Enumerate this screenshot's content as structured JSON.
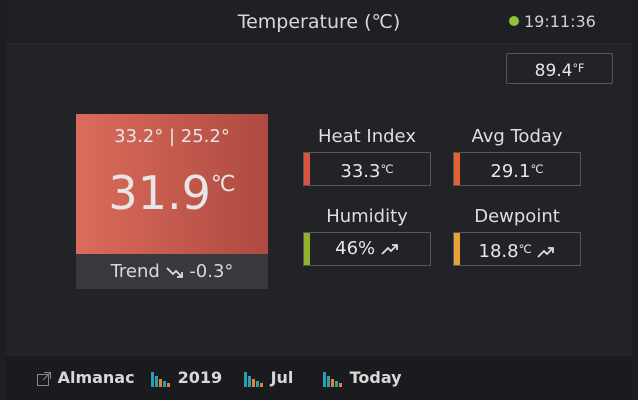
{
  "header": {
    "title": "Temperature (℃)",
    "time": "19:11:36"
  },
  "fahrenheit": {
    "value": "89.4",
    "unit": "°F"
  },
  "main": {
    "high_low": "33.2° | 25.2°",
    "value": "31.9",
    "unit": "℃",
    "trend_label": "Trend",
    "trend": "-0.3°"
  },
  "stats": [
    {
      "label": "Heat Index",
      "value": "33.3",
      "unit": "℃",
      "color": "#d9533f"
    },
    {
      "label": "Avg Today",
      "value": "29.1",
      "unit": "℃",
      "color": "#e0622f"
    },
    {
      "label": "Humidity",
      "value": "46%",
      "color": "#8fb32a"
    },
    {
      "label": "Dewpoint",
      "value": "18.8",
      "unit": "℃",
      "color": "#eba23a"
    }
  ],
  "footer": {
    "links": [
      "Almanac",
      "2019",
      "Jul",
      "Today"
    ]
  }
}
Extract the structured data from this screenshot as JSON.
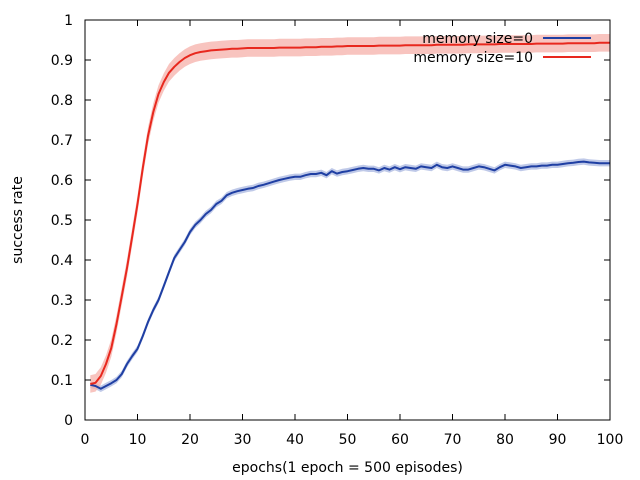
{
  "chart_data": {
    "type": "line",
    "xlabel": "epochs(1 epoch = 500 episodes)",
    "ylabel": "success rate",
    "xlim": [
      0,
      100
    ],
    "ylim": [
      0,
      1
    ],
    "xticks": [
      "0",
      "10",
      "20",
      "30",
      "40",
      "50",
      "60",
      "70",
      "80",
      "90",
      "100"
    ],
    "yticks": [
      "0",
      "0.1",
      "0.2",
      "0.3",
      "0.4",
      "0.5",
      "0.6",
      "0.7",
      "0.8",
      "0.9",
      "1"
    ],
    "grid": false,
    "legend_position": "top-right",
    "series": [
      {
        "name": "memory size=0",
        "color": "#1f3fa3",
        "band_color": "#a9b7e0",
        "x": [
          1,
          2,
          3,
          4,
          5,
          6,
          7,
          8,
          9,
          10,
          11,
          12,
          13,
          14,
          15,
          16,
          17,
          18,
          19,
          20,
          21,
          22,
          23,
          24,
          25,
          26,
          27,
          28,
          29,
          30,
          31,
          32,
          33,
          34,
          35,
          36,
          37,
          38,
          39,
          40,
          41,
          42,
          43,
          44,
          45,
          46,
          47,
          48,
          49,
          50,
          51,
          52,
          53,
          54,
          55,
          56,
          57,
          58,
          59,
          60,
          61,
          62,
          63,
          64,
          65,
          66,
          67,
          68,
          69,
          70,
          71,
          72,
          73,
          74,
          75,
          76,
          77,
          78,
          79,
          80,
          81,
          82,
          83,
          84,
          85,
          86,
          87,
          88,
          89,
          90,
          91,
          92,
          93,
          94,
          95,
          96,
          97,
          98,
          99,
          100
        ],
        "values": [
          0.088,
          0.085,
          0.078,
          0.085,
          0.092,
          0.1,
          0.115,
          0.14,
          0.16,
          0.178,
          0.21,
          0.245,
          0.275,
          0.3,
          0.335,
          0.37,
          0.405,
          0.425,
          0.445,
          0.47,
          0.488,
          0.5,
          0.515,
          0.525,
          0.54,
          0.548,
          0.562,
          0.568,
          0.572,
          0.575,
          0.578,
          0.58,
          0.585,
          0.588,
          0.592,
          0.596,
          0.6,
          0.603,
          0.606,
          0.608,
          0.608,
          0.612,
          0.615,
          0.615,
          0.618,
          0.612,
          0.622,
          0.616,
          0.62,
          0.622,
          0.625,
          0.628,
          0.63,
          0.628,
          0.628,
          0.624,
          0.63,
          0.626,
          0.632,
          0.627,
          0.632,
          0.63,
          0.628,
          0.634,
          0.632,
          0.63,
          0.638,
          0.632,
          0.63,
          0.634,
          0.63,
          0.626,
          0.626,
          0.63,
          0.634,
          0.632,
          0.628,
          0.624,
          0.632,
          0.638,
          0.636,
          0.634,
          0.63,
          0.632,
          0.634,
          0.634,
          0.636,
          0.636,
          0.638,
          0.638,
          0.64,
          0.642,
          0.643,
          0.645,
          0.646,
          0.644,
          0.643,
          0.642,
          0.642,
          0.642
        ],
        "band": 0.008
      },
      {
        "name": "memory size=10",
        "color": "#e8281e",
        "band_color": "#f6b0aa",
        "x": [
          1,
          2,
          3,
          4,
          5,
          6,
          7,
          8,
          9,
          10,
          11,
          12,
          13,
          14,
          15,
          16,
          17,
          18,
          19,
          20,
          21,
          22,
          23,
          24,
          25,
          26,
          27,
          28,
          29,
          30,
          31,
          32,
          33,
          34,
          35,
          36,
          37,
          38,
          39,
          40,
          41,
          42,
          43,
          44,
          45,
          46,
          47,
          48,
          49,
          50,
          51,
          52,
          53,
          54,
          55,
          56,
          57,
          58,
          59,
          60,
          61,
          62,
          63,
          64,
          65,
          66,
          67,
          68,
          69,
          70,
          71,
          72,
          73,
          74,
          75,
          76,
          77,
          78,
          79,
          80,
          81,
          82,
          83,
          84,
          85,
          86,
          87,
          88,
          89,
          90,
          91,
          92,
          93,
          94,
          95,
          96,
          97,
          98,
          99,
          100
        ],
        "values": [
          0.09,
          0.093,
          0.11,
          0.14,
          0.18,
          0.24,
          0.31,
          0.38,
          0.46,
          0.54,
          0.63,
          0.71,
          0.77,
          0.815,
          0.845,
          0.868,
          0.883,
          0.895,
          0.905,
          0.912,
          0.917,
          0.92,
          0.922,
          0.924,
          0.925,
          0.926,
          0.927,
          0.928,
          0.928,
          0.929,
          0.93,
          0.93,
          0.93,
          0.93,
          0.93,
          0.93,
          0.931,
          0.931,
          0.931,
          0.931,
          0.931,
          0.932,
          0.932,
          0.932,
          0.933,
          0.933,
          0.933,
          0.934,
          0.934,
          0.935,
          0.935,
          0.935,
          0.935,
          0.935,
          0.935,
          0.936,
          0.936,
          0.936,
          0.936,
          0.936,
          0.937,
          0.937,
          0.937,
          0.937,
          0.937,
          0.937,
          0.938,
          0.938,
          0.938,
          0.938,
          0.938,
          0.938,
          0.939,
          0.939,
          0.939,
          0.939,
          0.939,
          0.939,
          0.94,
          0.94,
          0.94,
          0.94,
          0.94,
          0.94,
          0.94,
          0.941,
          0.941,
          0.941,
          0.941,
          0.941,
          0.941,
          0.942,
          0.942,
          0.942,
          0.942,
          0.942,
          0.942,
          0.943,
          0.943,
          0.943
        ],
        "band": 0.022
      }
    ]
  }
}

---------------

## What this task involves
Scan the material above. Copy each line that holds the word "memory".

## The result
        "name": "memory size=0",
        "name": "memory size=10",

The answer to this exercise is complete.